** Spatial layout data **
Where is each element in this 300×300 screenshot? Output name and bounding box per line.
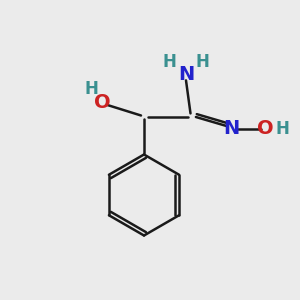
Text: H: H <box>275 120 289 138</box>
Text: H: H <box>85 80 98 98</box>
Text: O: O <box>257 119 274 139</box>
Text: N: N <box>223 119 239 139</box>
Text: O: O <box>94 92 110 112</box>
Text: H: H <box>163 53 176 71</box>
Text: N: N <box>178 65 194 85</box>
Text: H: H <box>196 53 209 71</box>
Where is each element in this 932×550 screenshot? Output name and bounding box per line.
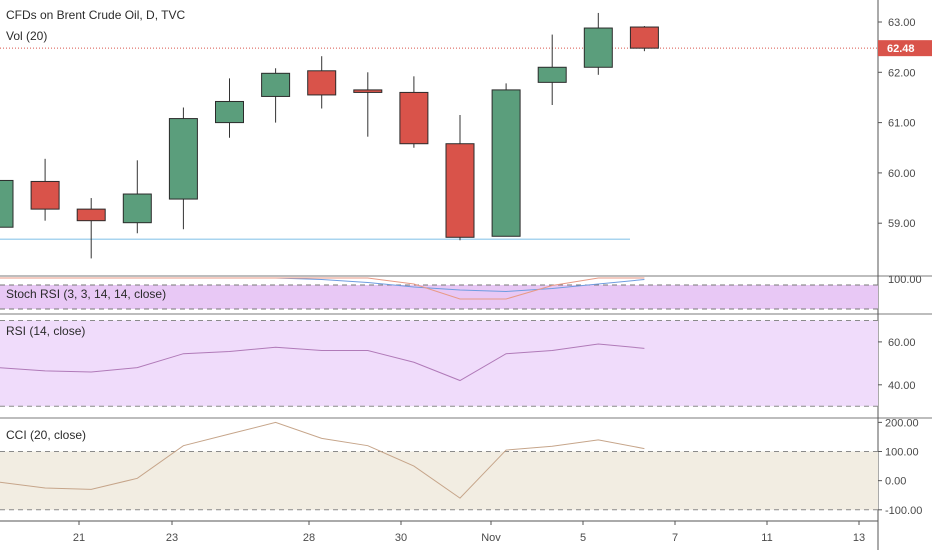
stoch-rsi-label: Stoch RSI (3, 3, 14, 14, close) [6,287,167,301]
candle-up [0,179,14,228]
x-tick-label: 21 [73,532,85,544]
candle-up [122,193,152,224]
y-tick-label: 0.00 [885,476,906,488]
y-tick-label: 40.00 [888,380,916,392]
candle-up [168,118,198,200]
y-tick-label: 62.00 [888,67,916,79]
x-tick-label: Nov [481,532,501,544]
candle-down [445,143,475,238]
candle-up [261,72,291,97]
x-tick-label: 7 [672,532,678,544]
y-tick-label: -100.00 [885,505,922,517]
y-tick-label: 61.00 [888,118,916,130]
candle-down [76,208,106,222]
last-price-tag [878,40,932,57]
y-tick-label: 100.00 [888,274,922,286]
y-tick-label: 60.00 [888,337,916,349]
candle-down [353,89,383,93]
x-tick-label: 5 [580,532,586,544]
x-tick-label: 23 [166,532,178,544]
y-tick-label: 200.00 [885,417,919,429]
rsi-label: RSI (14, close) [6,324,86,338]
candle-down [399,91,429,145]
y-tick-label: 63.00 [888,17,916,29]
candle-up [491,89,521,237]
cci-series-line [0,421,645,499]
volume-label: Vol (20) [6,29,48,43]
candle-down [629,26,659,49]
candle-down [307,70,337,96]
x-tick-label: 13 [853,532,865,544]
symbol-title: CFDs on Brent Crude Oil, D, TVC [6,8,186,22]
y-tick-label: 59.00 [888,218,916,230]
rsi-series-line [0,343,645,382]
cci-band [0,451,878,510]
last-price-label: 62.48 [887,43,915,55]
stoch-series-line [0,277,645,300]
rsi-band [0,320,878,407]
y-tick-label: 60.00 [888,168,916,180]
x-tick-label: 11 [761,532,772,544]
candle-up [215,100,244,124]
x-tick-label: 28 [303,532,315,544]
candle-up [537,66,567,83]
x-tick-label: 30 [395,532,407,544]
candle-down [30,180,60,210]
candle-up [583,27,613,68]
y-tick-label: 100.00 [885,447,919,459]
cci-label: CCI (20, close) [6,428,87,442]
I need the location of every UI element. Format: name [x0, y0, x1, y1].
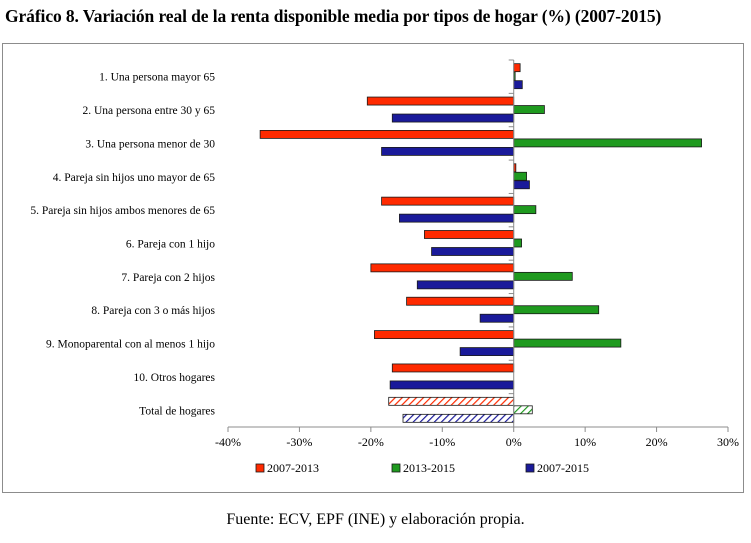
- bar-2007-2013-6: [424, 230, 515, 239]
- category-label: 2. Una persona entre 30 y 65: [82, 105, 215, 117]
- x-tick-label: -40%: [215, 435, 241, 449]
- bar-2013-2015-9: [513, 338, 622, 348]
- bar-2007-2013-7: [370, 263, 515, 273]
- x-tick-label: 20%: [646, 435, 668, 449]
- category-label: 9. Monoparental con al menos 1 hijo: [46, 339, 215, 351]
- bar-2013-2015-2: [513, 105, 545, 114]
- bar-2007-2015-3: [381, 147, 515, 156]
- legend-label-2013-2015: 2013-2015: [403, 461, 455, 475]
- x-tick-label: 10%: [574, 435, 596, 449]
- bar-2007-2015-7: [416, 280, 515, 290]
- category-label: 4. Pareja sin hijos uno mayor de 65: [53, 172, 216, 184]
- axis-layer: 1. Una persona mayor 65 2. Una persona en…: [30, 59, 739, 449]
- legend-label-2007-2013: 2007-2013: [267, 461, 319, 475]
- bar-2007-2015-8: [479, 313, 515, 323]
- category-label: Total de hogares: [139, 405, 215, 417]
- legend-swatch-2013-2015: [391, 463, 401, 473]
- bar-2013-2015-7: [513, 271, 573, 281]
- bar-2007-2015-10: [389, 380, 515, 390]
- bar-2007-2013-1: [513, 63, 521, 73]
- bar-2013-2015-11: [513, 405, 533, 415]
- bar-2007-2015-11: [402, 413, 515, 423]
- category-label: 3. Una persona menor de 30: [85, 138, 215, 150]
- bar-2013-2015-8: [513, 305, 600, 315]
- x-tick-label: 30%: [717, 435, 739, 449]
- bar-2007-2013-3: [259, 130, 515, 139]
- legend-swatch-2007-2013: [255, 463, 265, 473]
- chart-title: Gráfico 8. Variación real de la renta di…: [5, 6, 662, 26]
- x-tick-label: -20%: [358, 435, 384, 449]
- bar-chart: 1. Una persona mayor 65 2. Una persona en…: [30, 59, 739, 475]
- source-note: Fuente: ECV, EPF (INE) y elaboración pro…: [226, 511, 525, 528]
- bars-layer: [259, 63, 702, 423]
- bar-2007-2015-2: [391, 113, 515, 123]
- bar-2013-2015-3: [513, 138, 702, 148]
- bar-2013-2015-5: [513, 205, 537, 215]
- bar-2007-2013-8: [406, 296, 515, 306]
- chart-frame: [2, 43, 744, 493]
- legend: 2007-2013 2013-2015 2007-2015: [255, 461, 589, 475]
- bar-2013-2015-4: [513, 171, 527, 181]
- bar-2007-2013-10: [391, 363, 515, 373]
- bar-2007-2013-5: [381, 196, 515, 206]
- bar-2007-2015-5: [399, 213, 515, 223]
- category-label: 6. Pareja con 1 hijo: [126, 239, 215, 251]
- bar-2007-2015-6: [431, 247, 515, 256]
- bar-2007-2013-2: [366, 96, 515, 106]
- bar-2007-2015-9: [459, 347, 515, 356]
- legend-label-2007-2015: 2007-2015: [537, 461, 589, 475]
- x-tick-label: 0%: [506, 435, 522, 449]
- bar-2007-2015-1: [513, 80, 523, 90]
- x-tick-label: -30%: [286, 435, 312, 449]
- bar-2013-2015-6: [513, 238, 522, 248]
- bar-2007-2013-9: [374, 330, 515, 339]
- x-tick-label: -10%: [429, 435, 455, 449]
- category-label: 8. Pareja con 3 o más hijos: [91, 305, 215, 317]
- category-label: 10. Otros hogares: [134, 372, 216, 384]
- category-label: 5. Pareja sin hijos ambos menores de 65: [30, 205, 215, 217]
- bar-2007-2013-11: [388, 396, 515, 406]
- legend-swatch-2007-2015: [525, 463, 535, 473]
- category-label: 7. Pareja con 2 hijos: [121, 272, 215, 284]
- category-label: 1. Una persona mayor 65: [99, 72, 215, 84]
- bar-2007-2015-4: [513, 180, 530, 190]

** Task requirements **
Copy out the lines exactly, everything from the start of the records down to the line containing "Where is each element in this 932×550", with both ends included. Leave the pictures out of the answer.

** Right answer **
Where is each element in this 300×300 screenshot? Output name and bounding box per line.
Text: H: H <box>275 120 289 138</box>
Text: H: H <box>85 80 98 98</box>
Text: O: O <box>257 119 274 139</box>
Text: N: N <box>223 119 239 139</box>
Text: O: O <box>94 92 110 112</box>
Text: H: H <box>163 53 176 71</box>
Text: N: N <box>178 65 194 85</box>
Text: H: H <box>196 53 209 71</box>
Where is each element in this 932×550 screenshot? Output name and bounding box per line.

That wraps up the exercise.